**Stated problem**
Output the data that follows exactly, line for line.

**Data entries**
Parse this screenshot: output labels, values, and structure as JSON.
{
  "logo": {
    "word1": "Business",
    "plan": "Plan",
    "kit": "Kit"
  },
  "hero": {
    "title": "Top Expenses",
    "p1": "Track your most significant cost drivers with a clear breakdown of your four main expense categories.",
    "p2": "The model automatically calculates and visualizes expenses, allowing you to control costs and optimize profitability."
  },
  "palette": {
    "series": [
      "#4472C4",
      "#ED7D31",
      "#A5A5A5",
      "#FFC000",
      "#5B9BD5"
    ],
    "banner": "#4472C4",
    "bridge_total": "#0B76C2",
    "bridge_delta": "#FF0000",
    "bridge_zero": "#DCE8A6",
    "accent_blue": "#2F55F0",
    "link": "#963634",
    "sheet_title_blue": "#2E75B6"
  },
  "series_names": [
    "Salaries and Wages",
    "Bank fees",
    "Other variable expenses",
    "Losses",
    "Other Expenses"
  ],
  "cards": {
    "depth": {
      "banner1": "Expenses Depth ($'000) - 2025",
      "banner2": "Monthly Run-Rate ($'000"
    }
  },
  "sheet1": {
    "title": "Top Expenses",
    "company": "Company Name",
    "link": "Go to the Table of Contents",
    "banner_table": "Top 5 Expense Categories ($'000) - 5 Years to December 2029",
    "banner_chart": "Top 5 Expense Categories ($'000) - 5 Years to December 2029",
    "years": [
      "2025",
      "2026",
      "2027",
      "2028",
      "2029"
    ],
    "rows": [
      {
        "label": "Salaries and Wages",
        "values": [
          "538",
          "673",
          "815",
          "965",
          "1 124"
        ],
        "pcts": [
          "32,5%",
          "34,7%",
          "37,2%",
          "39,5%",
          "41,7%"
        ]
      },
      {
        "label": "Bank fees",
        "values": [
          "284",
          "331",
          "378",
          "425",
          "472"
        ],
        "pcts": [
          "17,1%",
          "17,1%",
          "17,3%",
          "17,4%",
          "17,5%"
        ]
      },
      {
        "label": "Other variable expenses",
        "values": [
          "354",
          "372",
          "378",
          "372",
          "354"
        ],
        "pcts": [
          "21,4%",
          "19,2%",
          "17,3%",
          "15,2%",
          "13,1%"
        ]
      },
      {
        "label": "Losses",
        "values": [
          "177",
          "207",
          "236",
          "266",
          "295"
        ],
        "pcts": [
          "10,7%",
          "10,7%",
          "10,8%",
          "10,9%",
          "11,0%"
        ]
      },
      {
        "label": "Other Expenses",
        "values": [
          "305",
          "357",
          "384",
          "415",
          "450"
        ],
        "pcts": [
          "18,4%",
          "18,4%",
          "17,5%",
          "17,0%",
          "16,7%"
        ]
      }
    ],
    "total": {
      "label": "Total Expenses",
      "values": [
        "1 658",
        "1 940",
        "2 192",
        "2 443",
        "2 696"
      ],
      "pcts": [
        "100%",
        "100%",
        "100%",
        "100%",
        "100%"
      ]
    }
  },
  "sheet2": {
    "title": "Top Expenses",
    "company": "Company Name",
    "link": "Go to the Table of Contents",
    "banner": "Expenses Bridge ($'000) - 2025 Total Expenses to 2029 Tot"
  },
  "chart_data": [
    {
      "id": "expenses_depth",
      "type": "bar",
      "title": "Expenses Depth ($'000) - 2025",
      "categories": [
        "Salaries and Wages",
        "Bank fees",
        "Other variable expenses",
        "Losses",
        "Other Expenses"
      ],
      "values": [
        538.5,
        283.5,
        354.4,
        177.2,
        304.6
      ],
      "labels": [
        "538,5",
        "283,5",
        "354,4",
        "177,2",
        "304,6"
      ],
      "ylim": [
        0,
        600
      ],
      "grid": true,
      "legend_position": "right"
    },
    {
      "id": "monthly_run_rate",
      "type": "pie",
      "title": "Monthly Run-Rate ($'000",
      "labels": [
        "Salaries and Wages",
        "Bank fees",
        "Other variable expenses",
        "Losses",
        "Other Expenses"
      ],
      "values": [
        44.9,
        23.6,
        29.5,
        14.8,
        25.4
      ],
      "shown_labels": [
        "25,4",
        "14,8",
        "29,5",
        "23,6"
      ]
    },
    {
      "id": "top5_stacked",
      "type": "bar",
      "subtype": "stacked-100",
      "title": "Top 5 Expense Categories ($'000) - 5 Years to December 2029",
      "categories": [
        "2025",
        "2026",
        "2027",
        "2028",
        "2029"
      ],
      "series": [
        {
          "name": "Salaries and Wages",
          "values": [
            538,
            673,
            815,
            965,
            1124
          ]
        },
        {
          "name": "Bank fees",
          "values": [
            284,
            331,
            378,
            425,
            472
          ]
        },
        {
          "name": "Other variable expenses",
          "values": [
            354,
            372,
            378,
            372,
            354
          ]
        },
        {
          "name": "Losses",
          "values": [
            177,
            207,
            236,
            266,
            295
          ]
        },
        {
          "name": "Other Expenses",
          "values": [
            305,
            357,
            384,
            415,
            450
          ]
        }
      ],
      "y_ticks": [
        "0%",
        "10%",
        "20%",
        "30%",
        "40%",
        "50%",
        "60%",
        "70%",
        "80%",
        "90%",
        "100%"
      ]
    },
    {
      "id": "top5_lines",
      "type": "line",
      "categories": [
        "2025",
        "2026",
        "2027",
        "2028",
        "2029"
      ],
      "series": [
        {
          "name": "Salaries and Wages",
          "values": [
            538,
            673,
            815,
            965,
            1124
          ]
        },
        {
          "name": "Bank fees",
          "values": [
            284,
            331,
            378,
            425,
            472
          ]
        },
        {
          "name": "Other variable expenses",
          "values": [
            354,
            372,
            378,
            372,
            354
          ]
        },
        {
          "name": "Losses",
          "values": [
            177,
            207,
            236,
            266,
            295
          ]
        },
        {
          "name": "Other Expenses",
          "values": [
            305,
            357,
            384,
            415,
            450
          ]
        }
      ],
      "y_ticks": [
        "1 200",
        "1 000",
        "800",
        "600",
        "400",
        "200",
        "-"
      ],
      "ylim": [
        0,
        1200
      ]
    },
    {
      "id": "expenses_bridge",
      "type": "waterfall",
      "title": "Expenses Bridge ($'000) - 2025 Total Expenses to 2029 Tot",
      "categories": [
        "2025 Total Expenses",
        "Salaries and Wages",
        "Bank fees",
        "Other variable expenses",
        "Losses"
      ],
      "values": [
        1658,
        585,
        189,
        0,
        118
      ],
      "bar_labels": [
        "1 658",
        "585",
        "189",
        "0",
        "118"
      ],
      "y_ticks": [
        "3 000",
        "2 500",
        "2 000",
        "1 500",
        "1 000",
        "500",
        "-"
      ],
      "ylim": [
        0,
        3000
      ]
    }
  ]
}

**Response below**
Parse this screenshot: output labels, values, and structure as JSON.
{
  "logo": {
    "word1": "Business",
    "plan": "Plan",
    "kit": "Kit"
  },
  "hero": {
    "title": "Top Expenses",
    "p1": "Track your most significant cost drivers with a clear breakdown of your four main expense categories.",
    "p2": "The model automatically calculates and visualizes expenses, allowing you to control costs and optimize profitability."
  },
  "palette": {
    "series": [
      "#4472C4",
      "#ED7D31",
      "#A5A5A5",
      "#FFC000",
      "#5B9BD5"
    ],
    "banner": "#4472C4",
    "bridge_total": "#0B76C2",
    "bridge_delta": "#FF0000",
    "bridge_zero": "#DCE8A6",
    "accent_blue": "#2F55F0",
    "link": "#963634",
    "sheet_title_blue": "#2E75B6"
  },
  "series_names": [
    "Salaries and Wages",
    "Bank fees",
    "Other variable expenses",
    "Losses",
    "Other Expenses"
  ],
  "cards": {
    "depth": {
      "banner1": "Expenses Depth ($'000) - 2025",
      "banner2": "Monthly Run-Rate ($'000"
    }
  },
  "sheet1": {
    "title": "Top Expenses",
    "company": "Company Name",
    "link": "Go to the Table of Contents",
    "banner_table": "Top 5 Expense Categories ($'000) - 5 Years to December 2029",
    "banner_chart": "Top 5 Expense Categories ($'000) - 5 Years to December 2029",
    "years": [
      "2025",
      "2026",
      "2027",
      "2028",
      "2029"
    ],
    "rows": [
      {
        "label": "Salaries and Wages",
        "values": [
          "538",
          "673",
          "815",
          "965",
          "1 124"
        ],
        "pcts": [
          "32,5%",
          "34,7%",
          "37,2%",
          "39,5%",
          "41,7%"
        ]
      },
      {
        "label": "Bank fees",
        "values": [
          "284",
          "331",
          "378",
          "425",
          "472"
        ],
        "pcts": [
          "17,1%",
          "17,1%",
          "17,3%",
          "17,4%",
          "17,5%"
        ]
      },
      {
        "label": "Other variable expenses",
        "values": [
          "354",
          "372",
          "378",
          "372",
          "354"
        ],
        "pcts": [
          "21,4%",
          "19,2%",
          "17,3%",
          "15,2%",
          "13,1%"
        ]
      },
      {
        "label": "Losses",
        "values": [
          "177",
          "207",
          "236",
          "266",
          "295"
        ],
        "pcts": [
          "10,7%",
          "10,7%",
          "10,8%",
          "10,9%",
          "11,0%"
        ]
      },
      {
        "label": "Other Expenses",
        "values": [
          "305",
          "357",
          "384",
          "415",
          "450"
        ],
        "pcts": [
          "18,4%",
          "18,4%",
          "17,5%",
          "17,0%",
          "16,7%"
        ]
      }
    ],
    "total": {
      "label": "Total Expenses",
      "values": [
        "1 658",
        "1 940",
        "2 192",
        "2 443",
        "2 696"
      ],
      "pcts": [
        "100%",
        "100%",
        "100%",
        "100%",
        "100%"
      ]
    }
  },
  "sheet2": {
    "title": "Top Expenses",
    "company": "Company Name",
    "link": "Go to the Table of Contents",
    "banner": "Expenses Bridge ($'000) - 2025 Total Expenses to 2029 Tot"
  },
  "chart_data": [
    {
      "id": "expenses_depth",
      "type": "bar",
      "title": "Expenses Depth ($'000) - 2025",
      "categories": [
        "Salaries and Wages",
        "Bank fees",
        "Other variable expenses",
        "Losses",
        "Other Expenses"
      ],
      "values": [
        538.5,
        283.5,
        354.4,
        177.2,
        304.6
      ],
      "labels": [
        "538,5",
        "283,5",
        "354,4",
        "177,2",
        "304,6"
      ],
      "ylim": [
        0,
        600
      ],
      "grid": true,
      "legend_position": "right"
    },
    {
      "id": "monthly_run_rate",
      "type": "pie",
      "title": "Monthly Run-Rate ($'000",
      "labels": [
        "Salaries and Wages",
        "Bank fees",
        "Other variable expenses",
        "Losses",
        "Other Expenses"
      ],
      "values": [
        44.9,
        23.6,
        29.5,
        14.8,
        25.4
      ],
      "shown_labels": [
        "25,4",
        "14,8",
        "29,5",
        "23,6"
      ]
    },
    {
      "id": "top5_stacked",
      "type": "bar",
      "subtype": "stacked-100",
      "title": "Top 5 Expense Categories ($'000) - 5 Years to December 2029",
      "categories": [
        "2025",
        "2026",
        "2027",
        "2028",
        "2029"
      ],
      "series": [
        {
          "name": "Salaries and Wages",
          "values": [
            538,
            673,
            815,
            965,
            1124
          ]
        },
        {
          "name": "Bank fees",
          "values": [
            284,
            331,
            378,
            425,
            472
          ]
        },
        {
          "name": "Other variable expenses",
          "values": [
            354,
            372,
            378,
            372,
            354
          ]
        },
        {
          "name": "Losses",
          "values": [
            177,
            207,
            236,
            266,
            295
          ]
        },
        {
          "name": "Other Expenses",
          "values": [
            305,
            357,
            384,
            415,
            450
          ]
        }
      ],
      "y_ticks": [
        "0%",
        "10%",
        "20%",
        "30%",
        "40%",
        "50%",
        "60%",
        "70%",
        "80%",
        "90%",
        "100%"
      ]
    },
    {
      "id": "top5_lines",
      "type": "line",
      "categories": [
        "2025",
        "2026",
        "2027",
        "2028",
        "2029"
      ],
      "series": [
        {
          "name": "Salaries and Wages",
          "values": [
            538,
            673,
            815,
            965,
            1124
          ]
        },
        {
          "name": "Bank fees",
          "values": [
            284,
            331,
            378,
            425,
            472
          ]
        },
        {
          "name": "Other variable expenses",
          "values": [
            354,
            372,
            378,
            372,
            354
          ]
        },
        {
          "name": "Losses",
          "values": [
            177,
            207,
            236,
            266,
            295
          ]
        },
        {
          "name": "Other Expenses",
          "values": [
            305,
            357,
            384,
            415,
            450
          ]
        }
      ],
      "y_ticks": [
        "1 200",
        "1 000",
        "800",
        "600",
        "400",
        "200",
        "-"
      ],
      "ylim": [
        0,
        1200
      ]
    },
    {
      "id": "expenses_bridge",
      "type": "waterfall",
      "title": "Expenses Bridge ($'000) - 2025 Total Expenses to 2029 Tot",
      "categories": [
        "2025 Total Expenses",
        "Salaries and Wages",
        "Bank fees",
        "Other variable expenses",
        "Losses"
      ],
      "values": [
        1658,
        585,
        189,
        0,
        118
      ],
      "bar_labels": [
        "1 658",
        "585",
        "189",
        "0",
        "118"
      ],
      "y_ticks": [
        "3 000",
        "2 500",
        "2 000",
        "1 500",
        "1 000",
        "500",
        "-"
      ],
      "ylim": [
        0,
        3000
      ]
    }
  ]
}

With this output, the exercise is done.